EXERCISE OBJECTIVE.
Search the listing below for the string "much" and show each line that contains it.

PROVIDED DATA.
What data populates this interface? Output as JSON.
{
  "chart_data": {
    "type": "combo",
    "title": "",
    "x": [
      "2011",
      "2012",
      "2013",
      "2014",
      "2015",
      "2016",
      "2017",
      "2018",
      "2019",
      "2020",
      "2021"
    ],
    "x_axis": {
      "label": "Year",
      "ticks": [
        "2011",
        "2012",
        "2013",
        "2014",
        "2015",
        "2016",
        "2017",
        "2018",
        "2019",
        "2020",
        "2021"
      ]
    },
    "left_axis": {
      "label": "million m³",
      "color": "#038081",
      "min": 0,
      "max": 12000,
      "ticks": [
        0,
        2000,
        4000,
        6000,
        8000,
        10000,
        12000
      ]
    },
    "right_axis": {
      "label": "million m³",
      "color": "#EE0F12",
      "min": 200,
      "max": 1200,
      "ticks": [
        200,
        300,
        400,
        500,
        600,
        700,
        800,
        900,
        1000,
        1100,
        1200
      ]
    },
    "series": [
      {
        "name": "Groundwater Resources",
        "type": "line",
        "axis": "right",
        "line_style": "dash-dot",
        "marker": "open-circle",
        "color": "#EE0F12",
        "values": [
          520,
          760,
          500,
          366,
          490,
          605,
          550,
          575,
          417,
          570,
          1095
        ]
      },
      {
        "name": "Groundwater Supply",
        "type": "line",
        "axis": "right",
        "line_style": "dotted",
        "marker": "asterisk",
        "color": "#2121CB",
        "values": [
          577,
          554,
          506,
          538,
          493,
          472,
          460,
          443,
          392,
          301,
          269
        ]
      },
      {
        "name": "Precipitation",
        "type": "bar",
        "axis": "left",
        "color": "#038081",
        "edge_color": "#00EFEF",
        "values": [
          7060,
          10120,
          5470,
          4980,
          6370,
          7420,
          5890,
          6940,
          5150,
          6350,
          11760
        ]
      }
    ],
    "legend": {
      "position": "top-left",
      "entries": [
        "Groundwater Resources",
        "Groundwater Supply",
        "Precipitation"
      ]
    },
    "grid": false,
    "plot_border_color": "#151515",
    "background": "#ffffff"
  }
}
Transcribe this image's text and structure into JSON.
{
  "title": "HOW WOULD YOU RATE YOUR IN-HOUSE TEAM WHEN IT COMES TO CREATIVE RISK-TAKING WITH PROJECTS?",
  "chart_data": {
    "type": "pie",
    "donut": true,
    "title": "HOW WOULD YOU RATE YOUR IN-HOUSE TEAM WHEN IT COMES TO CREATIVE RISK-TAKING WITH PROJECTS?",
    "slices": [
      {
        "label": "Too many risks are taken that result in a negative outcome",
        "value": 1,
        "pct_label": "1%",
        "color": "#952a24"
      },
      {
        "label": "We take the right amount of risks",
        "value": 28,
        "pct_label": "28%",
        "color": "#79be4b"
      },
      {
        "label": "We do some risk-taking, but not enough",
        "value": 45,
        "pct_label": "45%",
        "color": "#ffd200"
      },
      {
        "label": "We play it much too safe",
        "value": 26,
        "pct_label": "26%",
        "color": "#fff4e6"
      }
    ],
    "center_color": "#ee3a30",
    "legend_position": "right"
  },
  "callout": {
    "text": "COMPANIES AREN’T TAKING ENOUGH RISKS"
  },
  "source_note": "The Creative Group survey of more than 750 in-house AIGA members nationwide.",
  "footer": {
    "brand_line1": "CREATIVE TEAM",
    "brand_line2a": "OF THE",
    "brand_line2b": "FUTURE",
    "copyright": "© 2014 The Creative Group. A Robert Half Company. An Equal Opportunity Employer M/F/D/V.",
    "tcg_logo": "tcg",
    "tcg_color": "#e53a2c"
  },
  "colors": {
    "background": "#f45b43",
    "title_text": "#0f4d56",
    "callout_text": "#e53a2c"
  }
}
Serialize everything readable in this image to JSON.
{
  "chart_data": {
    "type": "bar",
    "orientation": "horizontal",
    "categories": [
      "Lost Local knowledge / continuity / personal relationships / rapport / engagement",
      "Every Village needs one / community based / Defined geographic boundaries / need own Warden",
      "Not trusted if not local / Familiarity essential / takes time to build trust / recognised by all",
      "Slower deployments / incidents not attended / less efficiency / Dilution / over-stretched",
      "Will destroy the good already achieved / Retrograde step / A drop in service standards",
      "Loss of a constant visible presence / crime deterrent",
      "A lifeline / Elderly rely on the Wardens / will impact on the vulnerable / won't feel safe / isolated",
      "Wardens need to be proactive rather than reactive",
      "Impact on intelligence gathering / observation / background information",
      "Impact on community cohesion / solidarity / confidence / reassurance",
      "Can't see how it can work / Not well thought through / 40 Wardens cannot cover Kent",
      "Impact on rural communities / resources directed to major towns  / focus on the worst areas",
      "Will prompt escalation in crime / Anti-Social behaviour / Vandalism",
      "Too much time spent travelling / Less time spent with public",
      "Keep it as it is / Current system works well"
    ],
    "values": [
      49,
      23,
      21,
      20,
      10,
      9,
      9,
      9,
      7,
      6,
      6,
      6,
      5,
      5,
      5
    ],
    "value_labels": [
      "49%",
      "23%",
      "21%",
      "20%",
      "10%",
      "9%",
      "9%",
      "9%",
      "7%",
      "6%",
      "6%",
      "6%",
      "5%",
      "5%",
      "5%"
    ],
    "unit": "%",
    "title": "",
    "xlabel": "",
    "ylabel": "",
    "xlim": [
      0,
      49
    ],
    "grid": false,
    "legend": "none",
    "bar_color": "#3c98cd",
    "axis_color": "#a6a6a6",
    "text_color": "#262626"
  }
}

WRITTEN RESPONSE.
        "label": "We play it much too safe",
      "Too much time spent travelling / Less time spent with public",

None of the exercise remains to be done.